> What is needed:
Copy out the listing below line for line, without any changes, and leave out the picture.

> Information shown:

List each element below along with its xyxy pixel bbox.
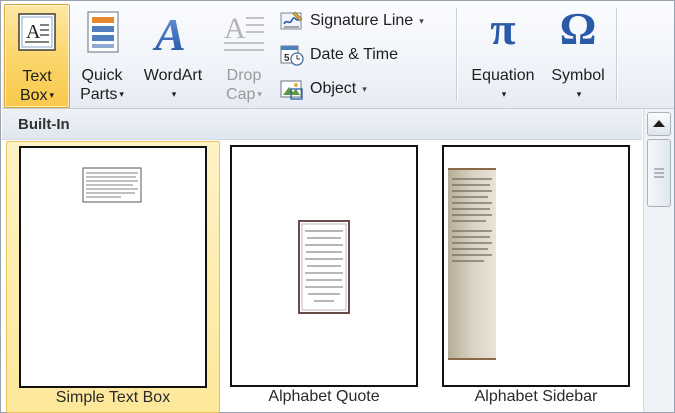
alphabet-sidebar-preview: [448, 168, 496, 360]
drop-cap-label-1: Drop: [226, 67, 262, 84]
quick-parts-label-1: Quick: [81, 67, 123, 84]
equation-label: Equation: [471, 67, 535, 84]
object-label: Object: [310, 80, 357, 98]
alphabet-quote-preview: [298, 220, 350, 314]
svg-text:A: A: [26, 21, 41, 43]
quick-parts-button[interactable]: Quick Parts ▾: [72, 4, 132, 106]
grip-icon: [654, 168, 664, 178]
simple-text-box-preview: [82, 167, 142, 203]
symbol-label: Symbol: [551, 67, 605, 84]
gallery-item-alphabet-quote[interactable]: Alphabet Quote: [218, 141, 430, 411]
pi-icon: π: [490, 3, 516, 54]
insert-gallery-panel: A Text Box ▾ Quick Parts ▾ A WordArt ▾ A…: [0, 0, 675, 413]
quick-parts-icon: [87, 11, 119, 53]
chevron-down-icon: ▾: [501, 89, 507, 100]
svg-text:A: A: [224, 12, 246, 45]
gallery-scrollbar[interactable]: [643, 109, 674, 412]
wordart-button[interactable]: A WordArt ▾: [134, 4, 212, 106]
section-title: Built-In: [18, 116, 70, 133]
svg-text:5: 5: [284, 53, 290, 64]
calendar-clock-icon: 5: [280, 45, 304, 66]
page-thumbnail: [19, 146, 207, 388]
text-box-button[interactable]: A Text Box ▾: [4, 4, 70, 108]
wordart-icon: A: [152, 10, 186, 56]
signature-line-icon: [280, 11, 303, 30]
gallery-item-label: Alphabet Sidebar: [474, 388, 598, 405]
page-thumbnail: [230, 145, 418, 387]
equation-button[interactable]: π Equation ▾: [462, 4, 544, 106]
signature-line-label: Signature Line: [310, 12, 414, 30]
text-box-label-2: Box: [19, 87, 48, 104]
chevron-down-icon: ▾: [362, 84, 367, 94]
date-time-label: Date & Time: [310, 46, 399, 63]
text-box-icon: A: [18, 13, 56, 51]
chevron-down-icon: ▾: [576, 89, 582, 100]
scroll-thumb[interactable]: [647, 139, 671, 207]
chevron-down-icon: ▾: [171, 89, 177, 100]
ribbon-text-group: A Text Box ▾ Quick Parts ▾ A WordArt ▾ A…: [2, 2, 674, 109]
drop-cap-button[interactable]: A Drop Cap ▾: [214, 4, 274, 106]
scroll-up-button[interactable]: [647, 112, 671, 136]
quick-parts-label-2: Parts: [80, 86, 118, 103]
drop-cap-icon: A: [224, 12, 264, 51]
group-divider: [456, 8, 457, 102]
chevron-down-icon: ▾: [257, 89, 262, 100]
drop-cap-label-2: Cap: [226, 86, 256, 103]
group-divider: [616, 8, 617, 102]
text-box-label-1: Text: [22, 68, 52, 85]
object-icon: [280, 80, 303, 100]
gallery-item-simple-text-box[interactable]: Simple Text Box: [6, 141, 220, 413]
triangle-up-icon: [653, 120, 665, 127]
gallery-item-label: Alphabet Quote: [268, 388, 380, 405]
symbol-button[interactable]: Ω Symbol ▾: [544, 4, 612, 106]
gallery-item-label: Simple Text Box: [55, 389, 171, 406]
text-box-gallery: Built-In Simple Text Box Alphabet Quote …: [2, 109, 642, 413]
section-header: Built-In: [2, 109, 642, 140]
date-time-button[interactable]: 5 Date & Time: [280, 42, 398, 68]
omega-icon: Ω: [559, 3, 597, 54]
chevron-down-icon: ▾: [119, 89, 124, 100]
gallery-item-alphabet-sidebar[interactable]: Alphabet Sidebar: [430, 141, 642, 411]
chevron-down-icon: ▾: [419, 16, 424, 26]
wordart-label: WordArt: [143, 67, 203, 84]
page-thumbnail: [442, 145, 630, 387]
object-button[interactable]: Object ▾: [280, 76, 367, 102]
signature-line-button[interactable]: Signature Line ▾: [280, 8, 424, 34]
chevron-down-icon: ▾: [49, 90, 55, 101]
svg-text:A: A: [152, 10, 186, 56]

> Answer for this exercise:
List each element below along with its xyxy pixel bbox.
alphabet-sidebar-preview: [448, 168, 496, 360]
drop-cap-label-1: Drop: [226, 67, 262, 84]
quick-parts-label-1: Quick: [81, 67, 123, 84]
equation-label: Equation: [471, 67, 535, 84]
object-label: Object: [310, 80, 357, 98]
alphabet-quote-preview: [298, 220, 350, 314]
svg-text:A: A: [26, 21, 41, 43]
quick-parts-button[interactable]: Quick Parts ▾: [72, 4, 132, 106]
grip-icon: [654, 168, 664, 178]
simple-text-box-preview: [82, 167, 142, 203]
symbol-label: Symbol: [551, 67, 605, 84]
gallery-item-alphabet-quote[interactable]: Alphabet Quote: [218, 141, 430, 411]
pi-icon: π: [490, 3, 516, 54]
insert-gallery-panel: A Text Box ▾ Quick Parts ▾ A WordArt ▾ A…: [0, 0, 675, 413]
quick-parts-icon: [87, 11, 119, 53]
chevron-down-icon: ▾: [501, 89, 507, 100]
svg-text:A: A: [224, 12, 246, 45]
gallery-scrollbar[interactable]: [643, 109, 674, 412]
wordart-button[interactable]: A WordArt ▾: [134, 4, 212, 106]
section-title: Built-In: [18, 116, 70, 133]
svg-text:5: 5: [284, 53, 290, 64]
calendar-clock-icon: 5: [280, 45, 304, 66]
page-thumbnail: [19, 146, 207, 388]
text-box-button[interactable]: A Text Box ▾: [4, 4, 70, 108]
wordart-icon: A: [152, 10, 186, 56]
signature-line-icon: [280, 11, 303, 30]
gallery-item-label: Alphabet Sidebar: [474, 388, 598, 405]
page-thumbnail: [230, 145, 418, 387]
equation-button[interactable]: π Equation ▾: [462, 4, 544, 106]
signature-line-label: Signature Line: [310, 12, 414, 30]
text-box-label-2: Box: [19, 87, 48, 104]
chevron-down-icon: ▾: [362, 84, 367, 94]
date-time-label: Date & Time: [310, 46, 399, 63]
text-box-icon: A: [18, 13, 56, 51]
chevron-down-icon: ▾: [576, 89, 582, 100]
scroll-thumb[interactable]: [647, 139, 671, 207]
chevron-down-icon: ▾: [171, 89, 177, 100]
ribbon-text-group: A Text Box ▾ Quick Parts ▾ A WordArt ▾ A…: [2, 2, 674, 109]
drop-cap-button[interactable]: A Drop Cap ▾: [214, 4, 274, 106]
scroll-up-button[interactable]: [647, 112, 671, 136]
quick-parts-label-2: Parts: [80, 86, 118, 103]
drop-cap-icon: A: [224, 12, 264, 51]
group-divider: [456, 8, 457, 102]
chevron-down-icon: ▾: [257, 89, 262, 100]
drop-cap-label-2: Cap: [226, 86, 256, 103]
group-divider: [616, 8, 617, 102]
text-box-label-1: Text: [22, 68, 52, 85]
object-icon: [280, 80, 303, 100]
gallery-item-simple-text-box[interactable]: Simple Text Box: [6, 141, 220, 413]
triangle-up-icon: [653, 120, 665, 127]
gallery-item-label: Alphabet Quote: [268, 388, 380, 405]
symbol-button[interactable]: Ω Symbol ▾: [544, 4, 612, 106]
gallery-item-label: Simple Text Box: [55, 389, 171, 406]
text-box-gallery: Built-In Simple Text Box Alphabet Quote …: [2, 109, 642, 413]
section-header: Built-In: [2, 109, 642, 140]
date-time-button[interactable]: 5 Date & Time: [280, 42, 398, 68]
omega-icon: Ω: [559, 3, 597, 54]
chevron-down-icon: ▾: [119, 89, 124, 100]
gallery-item-alphabet-sidebar[interactable]: Alphabet Sidebar: [430, 141, 642, 411]
chevron-down-icon: ▾: [419, 16, 424, 26]
wordart-label: WordArt: [143, 67, 203, 84]
page-thumbnail: [442, 145, 630, 387]
object-button[interactable]: Object ▾: [280, 76, 367, 102]
signature-line-button[interactable]: Signature Line ▾: [280, 8, 424, 34]
chevron-down-icon: ▾: [49, 90, 55, 101]
svg-text:A: A: [152, 10, 186, 56]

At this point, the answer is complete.